Hierarchical World Models for Strategic AI Agents: Bridging Simulation and Reality through Multi-Fidelity Learning

World models allow AI agents to anticipate consequences of actions before committing to them, yet agents trained in simulation consistently exhibit a gap between tactical proficiency and strategic judgment. We formalize this phenomenon as the Strategic Simulation Gap (SSG)—the performance difference between simulated and deployed outcomes for decisions involving long-horizon reasoning under human behavioral uncertainty. We introduce Hierarchical Multi-Fidelity World Models (HMF-WM), a three-tier architecture decomposing world modeling into physical dynamics, human behavioral response prediction, and strategic outcome forecasting. A central result (Theorem 1) shows that the SSG is lower-bounded by a quantity we call the Behavioral Adaptation Coefficient, capturing how much human behavior shifts upon AI deployment—an idea drawn from the Lucas Critique in economics. Our Reality-Anchored Training (RAT) algorithm dynamically adjusts the simulation-to-real data mixture using domain verifiability as a guide. Across bug routing (v ≈ 0.8), customer escalation prediction (v ≈ 0.4), and medical triage (v ≈ 0.3), HMF-WM improves strategic accuracy by +4.3, +8.7, and +8.3 percentage points over the best baseline respectively (mean +7.1pp; all p < 0.001, paired t-test, Bonferroni-corrected), with 2.1× sample efficiency (95% CI: [1.8×, 2.4×]).

* **GIVEN INFORMATION**
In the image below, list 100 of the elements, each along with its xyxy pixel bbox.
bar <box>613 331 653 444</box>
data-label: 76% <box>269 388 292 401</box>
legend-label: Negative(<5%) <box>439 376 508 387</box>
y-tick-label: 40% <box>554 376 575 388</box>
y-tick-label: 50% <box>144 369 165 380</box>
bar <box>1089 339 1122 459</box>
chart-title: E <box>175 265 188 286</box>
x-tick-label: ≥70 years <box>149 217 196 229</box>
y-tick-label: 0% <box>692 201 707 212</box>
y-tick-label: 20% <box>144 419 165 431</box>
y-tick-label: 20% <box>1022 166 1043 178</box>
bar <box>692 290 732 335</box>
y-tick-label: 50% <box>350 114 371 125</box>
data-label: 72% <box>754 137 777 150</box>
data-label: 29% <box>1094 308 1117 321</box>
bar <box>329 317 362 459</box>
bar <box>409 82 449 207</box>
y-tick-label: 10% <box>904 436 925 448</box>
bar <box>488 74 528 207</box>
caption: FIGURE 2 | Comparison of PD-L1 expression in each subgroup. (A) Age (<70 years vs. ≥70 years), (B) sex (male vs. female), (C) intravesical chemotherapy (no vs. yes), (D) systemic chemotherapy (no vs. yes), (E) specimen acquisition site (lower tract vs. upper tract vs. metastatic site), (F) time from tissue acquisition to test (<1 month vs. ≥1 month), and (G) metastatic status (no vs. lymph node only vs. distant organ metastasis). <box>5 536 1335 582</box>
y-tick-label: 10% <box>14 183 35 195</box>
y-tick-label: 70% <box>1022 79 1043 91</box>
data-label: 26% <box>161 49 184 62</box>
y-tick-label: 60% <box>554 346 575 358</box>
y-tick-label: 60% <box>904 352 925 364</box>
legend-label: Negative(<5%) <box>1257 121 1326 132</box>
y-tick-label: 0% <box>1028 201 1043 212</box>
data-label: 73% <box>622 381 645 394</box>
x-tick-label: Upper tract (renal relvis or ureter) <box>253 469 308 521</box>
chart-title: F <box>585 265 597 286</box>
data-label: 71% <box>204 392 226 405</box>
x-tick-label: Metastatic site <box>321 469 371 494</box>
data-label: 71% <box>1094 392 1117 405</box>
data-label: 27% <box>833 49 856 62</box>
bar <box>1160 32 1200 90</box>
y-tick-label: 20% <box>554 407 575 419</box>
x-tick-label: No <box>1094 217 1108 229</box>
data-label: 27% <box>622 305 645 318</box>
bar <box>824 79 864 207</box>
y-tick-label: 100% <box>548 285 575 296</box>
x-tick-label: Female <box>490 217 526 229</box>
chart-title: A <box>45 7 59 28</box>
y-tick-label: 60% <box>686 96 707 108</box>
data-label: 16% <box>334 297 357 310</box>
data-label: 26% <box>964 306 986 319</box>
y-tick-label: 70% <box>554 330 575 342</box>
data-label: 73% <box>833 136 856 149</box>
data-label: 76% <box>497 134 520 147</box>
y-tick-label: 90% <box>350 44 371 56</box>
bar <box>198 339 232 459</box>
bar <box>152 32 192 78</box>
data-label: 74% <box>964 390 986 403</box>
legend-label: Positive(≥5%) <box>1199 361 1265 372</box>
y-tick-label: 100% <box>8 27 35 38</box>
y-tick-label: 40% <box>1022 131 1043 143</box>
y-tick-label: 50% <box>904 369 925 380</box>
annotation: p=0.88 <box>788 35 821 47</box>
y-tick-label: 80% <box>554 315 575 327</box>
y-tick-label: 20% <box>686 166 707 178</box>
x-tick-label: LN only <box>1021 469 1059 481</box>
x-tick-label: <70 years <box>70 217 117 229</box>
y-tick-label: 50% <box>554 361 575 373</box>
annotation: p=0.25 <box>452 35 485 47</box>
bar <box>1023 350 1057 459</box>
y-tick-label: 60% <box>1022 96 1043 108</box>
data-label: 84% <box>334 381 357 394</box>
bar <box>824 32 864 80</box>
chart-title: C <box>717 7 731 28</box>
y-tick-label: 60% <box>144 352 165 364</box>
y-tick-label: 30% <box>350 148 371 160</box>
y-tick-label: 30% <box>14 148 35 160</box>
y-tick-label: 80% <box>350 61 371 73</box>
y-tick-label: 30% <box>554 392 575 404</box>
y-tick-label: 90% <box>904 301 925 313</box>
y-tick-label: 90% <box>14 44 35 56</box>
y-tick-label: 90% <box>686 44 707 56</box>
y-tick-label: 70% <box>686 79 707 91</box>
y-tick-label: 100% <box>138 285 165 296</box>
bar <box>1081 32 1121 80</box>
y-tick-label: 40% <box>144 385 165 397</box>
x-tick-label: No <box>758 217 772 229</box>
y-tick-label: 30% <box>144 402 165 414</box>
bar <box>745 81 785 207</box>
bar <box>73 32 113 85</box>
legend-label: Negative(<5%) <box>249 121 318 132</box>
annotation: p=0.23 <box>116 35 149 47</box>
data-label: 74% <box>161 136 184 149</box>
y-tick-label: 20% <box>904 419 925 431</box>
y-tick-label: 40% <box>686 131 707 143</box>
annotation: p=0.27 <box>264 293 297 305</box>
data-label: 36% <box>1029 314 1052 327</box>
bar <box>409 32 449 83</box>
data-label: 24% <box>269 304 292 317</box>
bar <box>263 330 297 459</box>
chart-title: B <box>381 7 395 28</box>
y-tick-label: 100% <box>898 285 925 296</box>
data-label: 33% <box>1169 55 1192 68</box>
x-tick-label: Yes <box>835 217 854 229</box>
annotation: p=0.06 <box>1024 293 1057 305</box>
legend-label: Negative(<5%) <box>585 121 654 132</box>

* **WORK INSTRUCTIONS**
(A) Translate this sentence from the abstract into Spanish: "Our Reality-Anchored Training (RAT) algorithm dynamically adjusts the simulation-to-real data mixture using domain verifiability as a guide."
(B) According to the abstract, into which three tiers does the HMF-WM architecture decompose world modeling?

* **TASK RESPONSES**
(A) Nuestro algoritmo Reality-Anchored Training (RAT) ajusta dinámicamente la mezcla de datos de simulación y datos reales, tomando como guía la verificabilidad del dominio.

(B) Physical dynamics, human behavioral response prediction, and strategic outcome forecasting.